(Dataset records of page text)
————

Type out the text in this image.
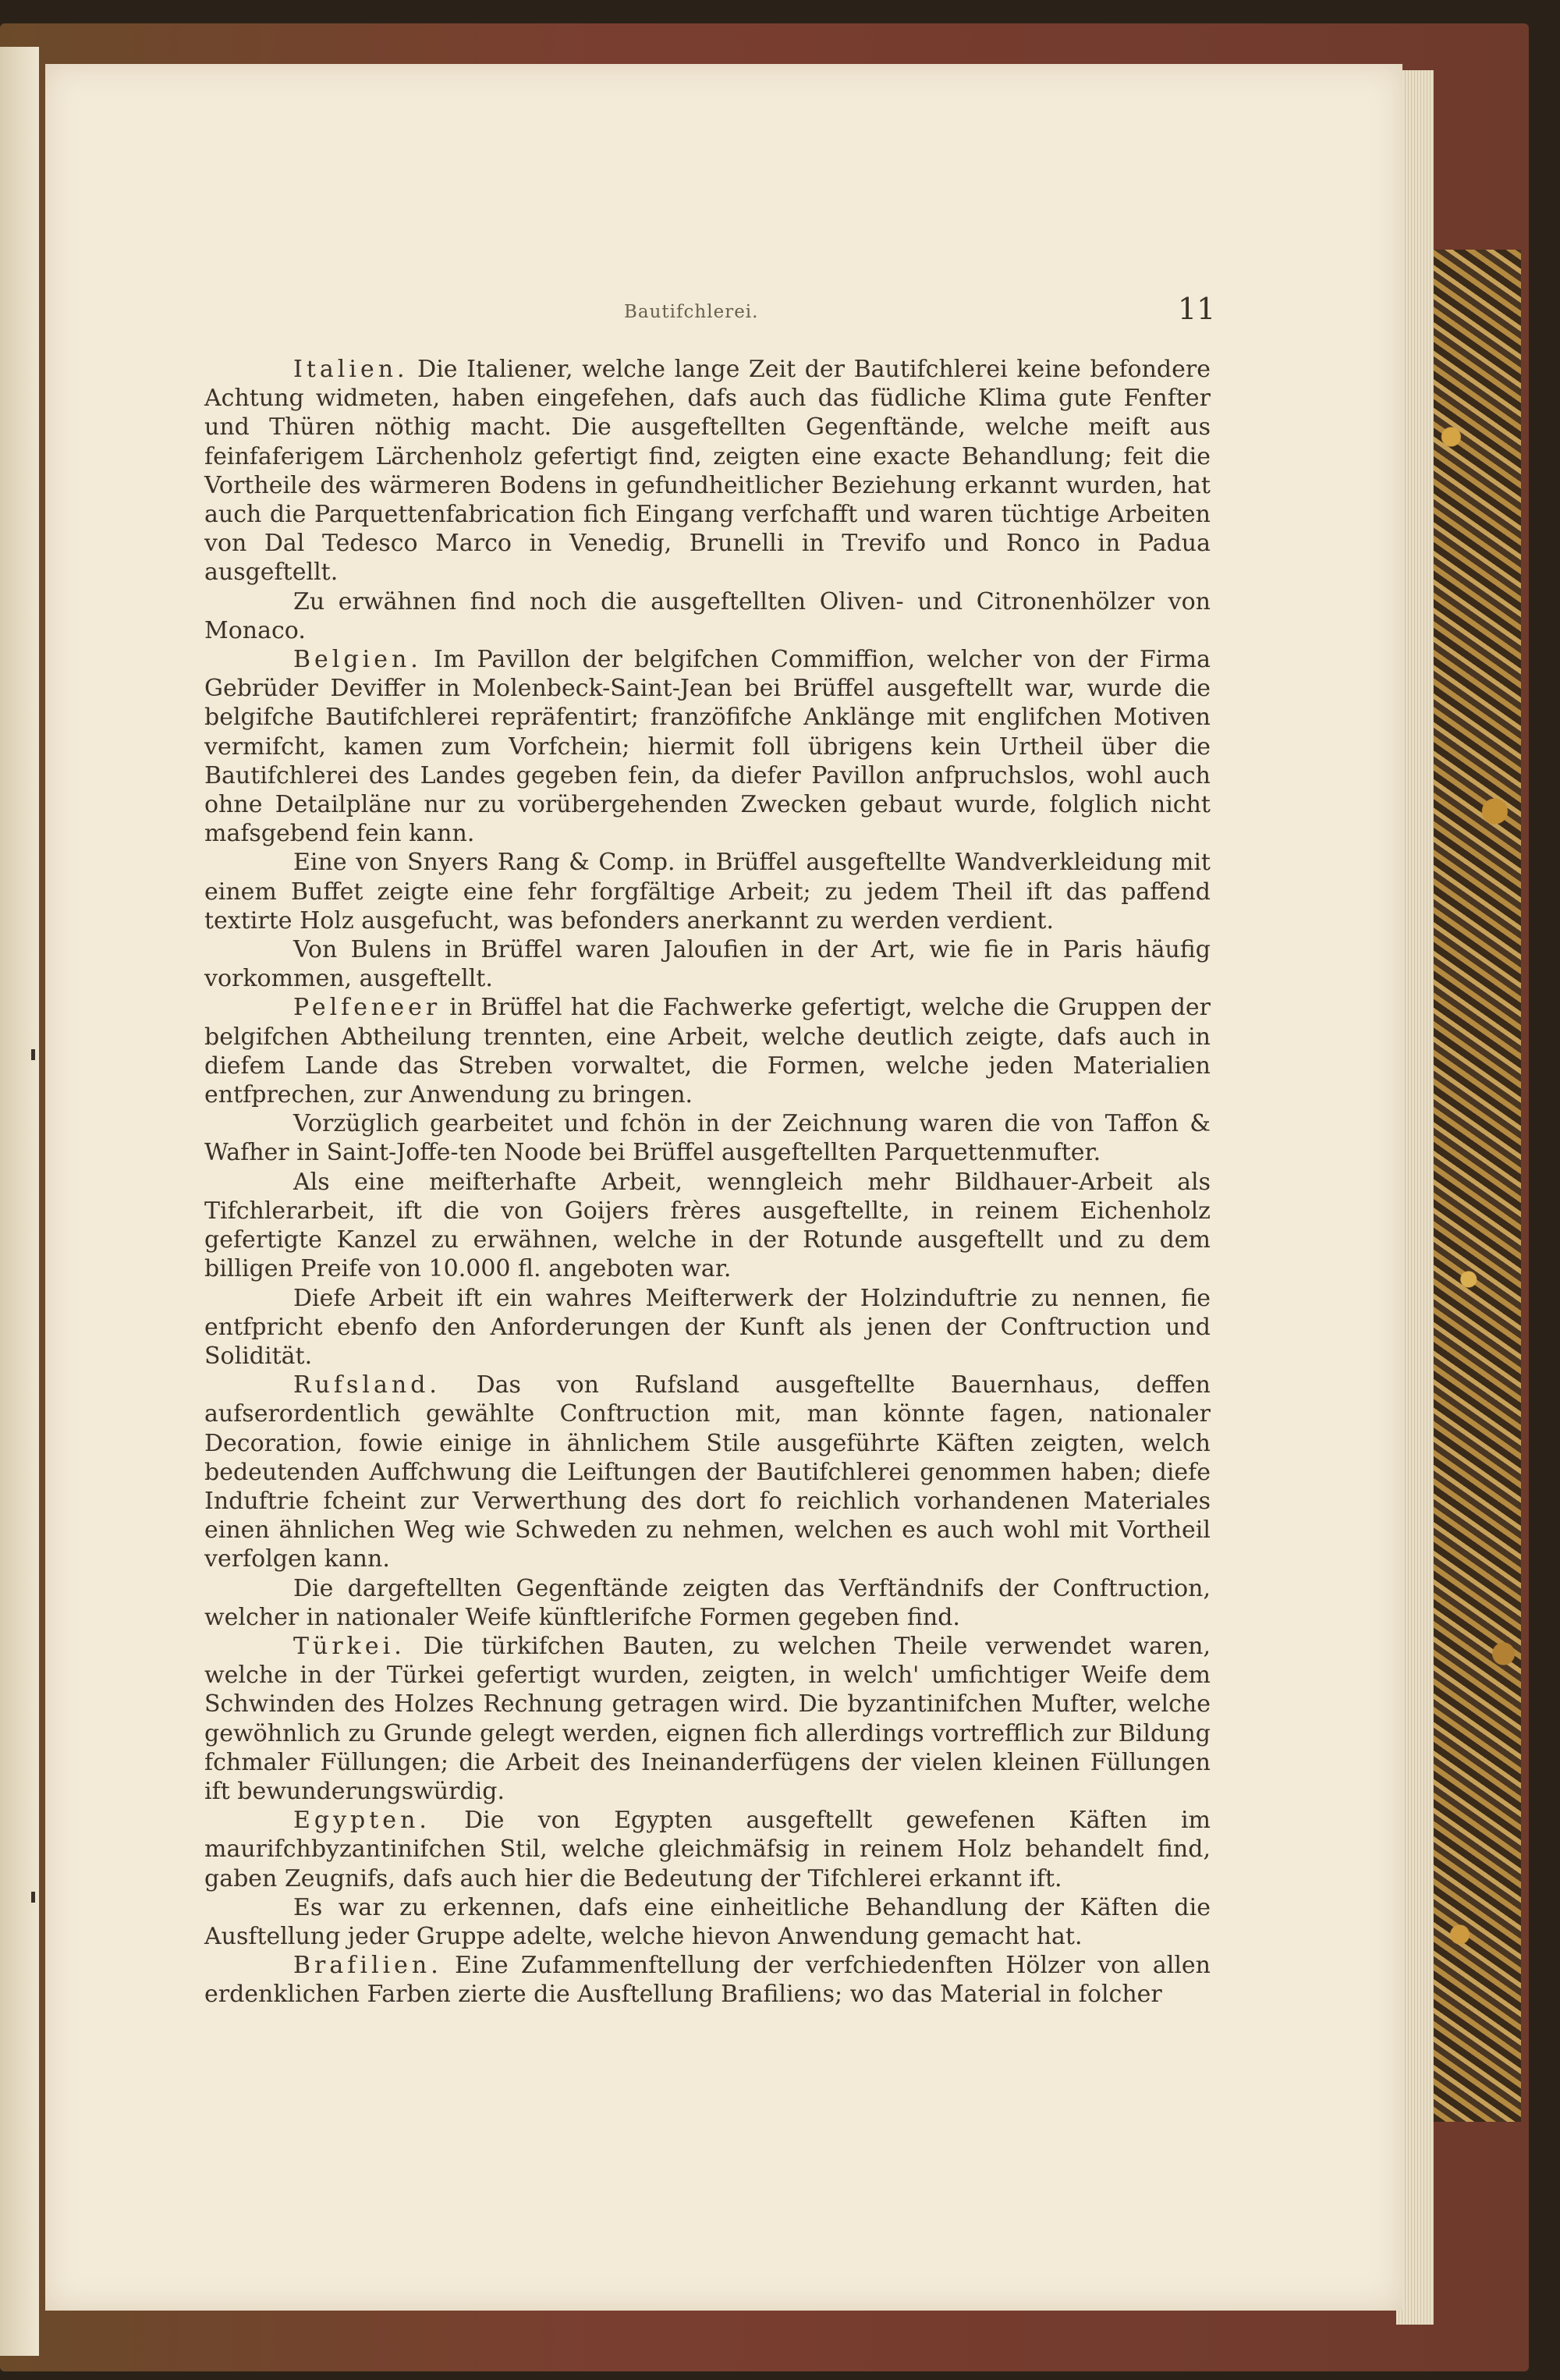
Bautifchlerei.	11

Italien. Die Italiener, welche lange Zeit der Bautifchlerei keine befondere Achtung widmeten, haben eingefehen, dafs auch das füdliche Klima gute Fenfter und Thüren nöthig macht. Die ausgeftellten Gegenftände, welche meift aus feinfaferigem Lärchenholz gefertigt find, zeigten eine exacte Behandlung; feit die Vortheile des wärmeren Bodens in gefundheitlicher Beziehung erkannt wurden, hat auch die Parquettenfabrication fich Eingang verfchafft und waren tüchtige Arbeiten von Dal Tedesco Marco in Venedig, Brunelli in Trevifo und Ronco in Padua ausgeftellt.

Zu erwähnen find noch die ausgeftellten Oliven- und Citronenhölzer von Monaco.

Belgien. Im Pavillon der belgifchen Commiffion, welcher von der Firma Gebrüder Deviffer in Molenbeck-Saint-Jean bei Brüffel ausgeftellt war, wurde die belgifche Bautifchlerei repräfentirt; franzöfifche Anklänge mit englifchen Motiven vermifcht, kamen zum Vorfchein; hiermit foll übrigens kein Urtheil über die Bautifchlerei des Landes gegeben fein, da diefer Pavillon anfpruchslos, wohl auch ohne Detailpläne nur zu vorübergehenden Zwecken gebaut wurde, folglich nicht mafsgebend fein kann.

Eine von Snyers Rang & Comp. in Brüffel ausgeftellte Wandverkleidung mit einem Buffet zeigte eine fehr forgfältige Arbeit; zu jedem Theil ift das paffend textirte Holz ausgefucht, was befonders anerkannt zu werden verdient.

Von Bulens in Brüffel waren Jaloufien in der Art, wie fie in Paris häufig vorkommen, ausgeftellt.

Pelfeneer in Brüffel hat die Fachwerke gefertigt, welche die Gruppen der belgifchen Abtheilung trennten, eine Arbeit, welche deutlich zeigte, dafs auch in diefem Lande das Streben vorwaltet, die Formen, welche jeden Materialien entfprechen, zur Anwendung zu bringen.

Vorzüglich gearbeitet und fchön in der Zeichnung waren die von Taffon & Wafher in Saint-Joffe-ten Noode bei Brüffel ausgeftellten Parquettenmufter.

Als eine meifterhafte Arbeit, wenngleich mehr Bildhauer-Arbeit als Tifchlerarbeit, ift die von Goijers frères ausgeftellte, in reinem Eichenholz gefertigte Kanzel zu erwähnen, welche in der Rotunde ausgeftellt und zu dem billigen Preife von 10.000 fl. angeboten war.

Diefe Arbeit ift ein wahres Meifterwerk der Holzinduftrie zu nennen, fie entfpricht ebenfo den Anforderungen der Kunft als jenen der Conftruction und Solidität.

Rufsland. Das von Rufsland ausgeftellte Bauernhaus, deffen aufserordentlich gewählte Conftruction mit, man könnte fagen, nationaler Decoration, fowie einige in ähnlichem Stile ausgeführte Käften zeigten, welch bedeutenden Auffchwung die Leiftungen der Bautifchlerei genommen haben; diefe Induftrie fcheint zur Verwerthung des dort fo reichlich vorhandenen Materiales einen ähnlichen Weg wie Schweden zu nehmen, welchen es auch wohl mit Vortheil verfolgen kann.

Die dargeftellten Gegenftände zeigten das Verftändnifs der Conftruction, welcher in nationaler Weife künftlerifche Formen gegeben find.

Türkei. Die türkifchen Bauten, zu welchen Theile verwendet waren, welche in der Türkei gefertigt wurden, zeigten, in welch' umfichtiger Weife dem Schwinden des Holzes Rechnung getragen wird. Die byzantinifchen Mufter, welche gewöhnlich zu Grunde gelegt werden, eignen fich allerdings vortrefflich zur Bildung fchmaler Füllungen; die Arbeit des Ineinanderfügens der vielen kleinen Füllungen ift bewunderungswürdig.

Egypten. Die von Egypten ausgeftellt gewefenen Käften im maurifchbyzantinifchen Stil, welche gleichmäfsig in reinem Holz behandelt find, gaben Zeugnifs, dafs auch hier die Bedeutung der Tifchlerei erkannt ift.

Es war zu erkennen, dafs eine einheitliche Behandlung der Käften die Ausftellung jeder Gruppe adelte, welche hievon Anwendung gemacht hat.

Brafilien. Eine Zufammenftellung der verfchiedenften Hölzer von allen erdenklichen Farben zierte die Ausftellung Brafiliens; wo das Material in folcher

————

** About this exercise **
From the records above, return each line that includes "Ausftellung".

** Exercise output **
Es war zu erkennen, dafs eine einheitliche Behandlung der Käften die Ausftellung jeder Gruppe adelte, welche hievon Anwendung gemacht hat.
Brafilien. Eine Zufammenftellung der verfchiedenften Hölzer von allen erdenklichen Farben zierte die Ausftellung Brafiliens; wo das Material in folcher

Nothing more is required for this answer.